• Task statement: Reproduce the records that follow exactly as they are written.

————

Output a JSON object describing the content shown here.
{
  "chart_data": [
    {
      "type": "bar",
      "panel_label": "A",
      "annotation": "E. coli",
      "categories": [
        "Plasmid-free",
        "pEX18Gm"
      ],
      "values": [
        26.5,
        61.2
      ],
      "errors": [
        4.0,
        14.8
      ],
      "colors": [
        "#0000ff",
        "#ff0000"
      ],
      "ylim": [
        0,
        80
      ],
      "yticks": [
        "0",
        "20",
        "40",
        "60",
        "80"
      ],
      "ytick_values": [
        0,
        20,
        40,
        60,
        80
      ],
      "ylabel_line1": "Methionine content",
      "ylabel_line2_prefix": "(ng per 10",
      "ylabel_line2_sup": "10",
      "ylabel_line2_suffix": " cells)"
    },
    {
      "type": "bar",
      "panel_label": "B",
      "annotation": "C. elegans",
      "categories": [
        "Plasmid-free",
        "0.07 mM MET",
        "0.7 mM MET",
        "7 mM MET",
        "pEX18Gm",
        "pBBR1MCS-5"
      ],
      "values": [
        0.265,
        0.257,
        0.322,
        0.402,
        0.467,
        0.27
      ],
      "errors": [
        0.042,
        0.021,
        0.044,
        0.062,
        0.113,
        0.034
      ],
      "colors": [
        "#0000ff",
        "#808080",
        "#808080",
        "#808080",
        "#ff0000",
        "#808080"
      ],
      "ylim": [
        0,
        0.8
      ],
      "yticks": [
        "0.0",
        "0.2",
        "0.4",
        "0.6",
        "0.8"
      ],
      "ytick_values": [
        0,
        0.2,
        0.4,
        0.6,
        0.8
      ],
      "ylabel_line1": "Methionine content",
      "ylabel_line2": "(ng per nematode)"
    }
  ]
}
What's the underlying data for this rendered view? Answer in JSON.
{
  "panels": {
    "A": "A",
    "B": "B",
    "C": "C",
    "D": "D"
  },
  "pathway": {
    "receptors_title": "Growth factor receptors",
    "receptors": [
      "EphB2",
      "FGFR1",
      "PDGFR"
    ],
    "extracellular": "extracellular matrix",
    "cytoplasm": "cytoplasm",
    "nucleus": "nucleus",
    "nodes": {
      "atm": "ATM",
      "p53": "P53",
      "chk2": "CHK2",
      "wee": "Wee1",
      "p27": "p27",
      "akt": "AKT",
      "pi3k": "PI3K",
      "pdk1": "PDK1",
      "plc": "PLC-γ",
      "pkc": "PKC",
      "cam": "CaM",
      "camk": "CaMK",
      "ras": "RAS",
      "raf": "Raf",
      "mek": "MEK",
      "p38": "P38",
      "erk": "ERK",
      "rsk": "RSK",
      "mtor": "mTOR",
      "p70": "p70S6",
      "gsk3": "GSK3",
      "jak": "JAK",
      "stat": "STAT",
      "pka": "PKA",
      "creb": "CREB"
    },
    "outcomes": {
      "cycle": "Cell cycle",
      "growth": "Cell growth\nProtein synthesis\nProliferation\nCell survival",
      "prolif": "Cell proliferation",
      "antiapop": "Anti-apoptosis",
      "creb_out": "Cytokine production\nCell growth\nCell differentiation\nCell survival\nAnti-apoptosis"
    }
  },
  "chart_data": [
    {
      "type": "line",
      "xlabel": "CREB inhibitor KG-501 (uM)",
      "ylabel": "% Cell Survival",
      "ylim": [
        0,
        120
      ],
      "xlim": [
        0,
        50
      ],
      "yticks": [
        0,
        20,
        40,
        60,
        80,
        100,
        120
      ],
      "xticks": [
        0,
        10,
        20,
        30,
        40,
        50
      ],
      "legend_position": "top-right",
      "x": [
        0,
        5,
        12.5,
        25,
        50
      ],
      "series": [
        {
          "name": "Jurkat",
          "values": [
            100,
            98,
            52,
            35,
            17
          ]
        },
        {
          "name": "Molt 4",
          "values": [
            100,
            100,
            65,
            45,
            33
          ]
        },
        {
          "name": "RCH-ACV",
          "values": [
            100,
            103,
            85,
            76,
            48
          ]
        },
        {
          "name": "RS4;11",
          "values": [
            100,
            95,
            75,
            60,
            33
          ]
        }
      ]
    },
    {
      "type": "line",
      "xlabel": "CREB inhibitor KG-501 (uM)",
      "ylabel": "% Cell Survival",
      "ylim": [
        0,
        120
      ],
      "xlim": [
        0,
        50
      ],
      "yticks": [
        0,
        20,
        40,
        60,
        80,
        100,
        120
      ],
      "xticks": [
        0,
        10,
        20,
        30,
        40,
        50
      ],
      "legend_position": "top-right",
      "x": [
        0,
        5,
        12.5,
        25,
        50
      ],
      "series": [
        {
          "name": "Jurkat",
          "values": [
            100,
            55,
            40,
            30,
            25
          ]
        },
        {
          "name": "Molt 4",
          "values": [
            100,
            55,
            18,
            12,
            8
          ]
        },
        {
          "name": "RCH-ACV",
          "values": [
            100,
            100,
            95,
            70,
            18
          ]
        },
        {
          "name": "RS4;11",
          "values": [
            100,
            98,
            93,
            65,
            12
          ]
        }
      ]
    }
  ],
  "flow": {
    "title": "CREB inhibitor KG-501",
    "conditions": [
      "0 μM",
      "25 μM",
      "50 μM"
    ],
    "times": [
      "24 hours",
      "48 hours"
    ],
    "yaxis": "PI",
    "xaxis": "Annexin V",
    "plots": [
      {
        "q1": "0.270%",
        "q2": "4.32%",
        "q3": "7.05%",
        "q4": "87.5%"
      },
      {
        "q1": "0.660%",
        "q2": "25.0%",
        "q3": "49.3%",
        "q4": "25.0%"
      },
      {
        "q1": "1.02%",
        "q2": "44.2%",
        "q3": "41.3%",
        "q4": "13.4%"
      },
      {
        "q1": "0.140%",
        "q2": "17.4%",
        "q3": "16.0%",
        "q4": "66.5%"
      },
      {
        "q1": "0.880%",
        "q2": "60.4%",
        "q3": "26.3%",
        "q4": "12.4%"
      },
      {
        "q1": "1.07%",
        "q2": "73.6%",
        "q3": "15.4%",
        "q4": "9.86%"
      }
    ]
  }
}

————

• Response to this exercise:
Output a JSON object describing the content shown here.
{
  "chart_data": [
    {
      "type": "bar",
      "panel_label": "A",
      "annotation": "E. coli",
      "categories": [
        "Plasmid-free",
        "pEX18Gm"
      ],
      "values": [
        26.5,
        61.2
      ],
      "errors": [
        4.0,
        14.8
      ],
      "colors": [
        "#0000ff",
        "#ff0000"
      ],
      "ylim": [
        0,
        80
      ],
      "yticks": [
        "0",
        "20",
        "40",
        "60",
        "80"
      ],
      "ytick_values": [
        0,
        20,
        40,
        60,
        80
      ],
      "ylabel_line1": "Methionine content",
      "ylabel_line2_prefix": "(ng per 10",
      "ylabel_line2_sup": "10",
      "ylabel_line2_suffix": " cells)"
    },
    {
      "type": "bar",
      "panel_label": "B",
      "annotation": "C. elegans",
      "categories": [
        "Plasmid-free",
        "0.07 mM MET",
        "0.7 mM MET",
        "7 mM MET",
        "pEX18Gm",
        "pBBR1MCS-5"
      ],
      "values": [
        0.265,
        0.257,
        0.322,
        0.402,
        0.467,
        0.27
      ],
      "errors": [
        0.042,
        0.021,
        0.044,
        0.062,
        0.113,
        0.034
      ],
      "colors": [
        "#0000ff",
        "#808080",
        "#808080",
        "#808080",
        "#ff0000",
        "#808080"
      ],
      "ylim": [
        0,
        0.8
      ],
      "yticks": [
        "0.0",
        "0.2",
        "0.4",
        "0.6",
        "0.8"
      ],
      "ytick_values": [
        0,
        0.2,
        0.4,
        0.6,
        0.8
      ],
      "ylabel_line1": "Methionine content",
      "ylabel_line2": "(ng per nematode)"
    }
  ]
}
What's the underlying data for this rendered view? Answer in JSON.
{
  "panels": {
    "A": "A",
    "B": "B",
    "C": "C",
    "D": "D"
  },
  "pathway": {
    "receptors_title": "Growth factor receptors",
    "receptors": [
      "EphB2",
      "FGFR1",
      "PDGFR"
    ],
    "extracellular": "extracellular matrix",
    "cytoplasm": "cytoplasm",
    "nucleus": "nucleus",
    "nodes": {
      "atm": "ATM",
      "p53": "P53",
      "chk2": "CHK2",
      "wee": "Wee1",
      "p27": "p27",
      "akt": "AKT",
      "pi3k": "PI3K",
      "pdk1": "PDK1",
      "plc": "PLC-γ",
      "pkc": "PKC",
      "cam": "CaM",
      "camk": "CaMK",
      "ras": "RAS",
      "raf": "Raf",
      "mek": "MEK",
      "p38": "P38",
      "erk": "ERK",
      "rsk": "RSK",
      "mtor": "mTOR",
      "p70": "p70S6",
      "gsk3": "GSK3",
      "jak": "JAK",
      "stat": "STAT",
      "pka": "PKA",
      "creb": "CREB"
    },
    "outcomes": {
      "cycle": "Cell cycle",
      "growth": "Cell growth\nProtein synthesis\nProliferation\nCell survival",
      "prolif": "Cell proliferation",
      "antiapop": "Anti-apoptosis",
      "creb_out": "Cytokine production\nCell growth\nCell differentiation\nCell survival\nAnti-apoptosis"
    }
  },
  "chart_data": [
    {
      "type": "line",
      "xlabel": "CREB inhibitor KG-501 (uM)",
      "ylabel": "% Cell Survival",
      "ylim": [
        0,
        120
      ],
      "xlim": [
        0,
        50
      ],
      "yticks": [
        0,
        20,
        40,
        60,
        80,
        100,
        120
      ],
      "xticks": [
        0,
        10,
        20,
        30,
        40,
        50
      ],
      "legend_position": "top-right",
      "x": [
        0,
        5,
        12.5,
        25,
        50
      ],
      "series": [
        {
          "name": "Jurkat",
          "values": [
            100,
            98,
            52,
            35,
            17
          ]
        },
        {
          "name": "Molt 4",
          "values": [
            100,
            100,
            65,
            45,
            33
          ]
        },
        {
          "name": "RCH-ACV",
          "values": [
            100,
            103,
            85,
            76,
            48
          ]
        },
        {
          "name": "RS4;11",
          "values": [
            100,
            95,
            75,
            60,
            33
          ]
        }
      ]
    },
    {
      "type": "line",
      "xlabel": "CREB inhibitor KG-501 (uM)",
      "ylabel": "% Cell Survival",
      "ylim": [
        0,
        120
      ],
      "xlim": [
        0,
        50
      ],
      "yticks": [
        0,
        20,
        40,
        60,
        80,
        100,
        120
      ],
      "xticks": [
        0,
        10,
        20,
        30,
        40,
        50
      ],
      "legend_position": "top-right",
      "x": [
        0,
        5,
        12.5,
        25,
        50
      ],
      "series": [
        {
          "name": "Jurkat",
          "values": [
            100,
            55,
            40,
            30,
            25
          ]
        },
        {
          "name": "Molt 4",
          "values": [
            100,
            55,
            18,
            12,
            8
          ]
        },
        {
          "name": "RCH-ACV",
          "values": [
            100,
            100,
            95,
            70,
            18
          ]
        },
        {
          "name": "RS4;11",
          "values": [
            100,
            98,
            93,
            65,
            12
          ]
        }
      ]
    }
  ],
  "flow": {
    "title": "CREB inhibitor KG-501",
    "conditions": [
      "0 μM",
      "25 μM",
      "50 μM"
    ],
    "times": [
      "24 hours",
      "48 hours"
    ],
    "yaxis": "PI",
    "xaxis": "Annexin V",
    "plots": [
      {
        "q1": "0.270%",
        "q2": "4.32%",
        "q3": "7.05%",
        "q4": "87.5%"
      },
      {
        "q1": "0.660%",
        "q2": "25.0%",
        "q3": "49.3%",
        "q4": "25.0%"
      },
      {
        "q1": "1.02%",
        "q2": "44.2%",
        "q3": "41.3%",
        "q4": "13.4%"
      },
      {
        "q1": "0.140%",
        "q2": "17.4%",
        "q3": "16.0%",
        "q4": "66.5%"
      },
      {
        "q1": "0.880%",
        "q2": "60.4%",
        "q3": "26.3%",
        "q4": "12.4%"
      },
      {
        "q1": "1.07%",
        "q2": "73.6%",
        "q3": "15.4%",
        "q4": "9.86%"
      }
    ]
  }
}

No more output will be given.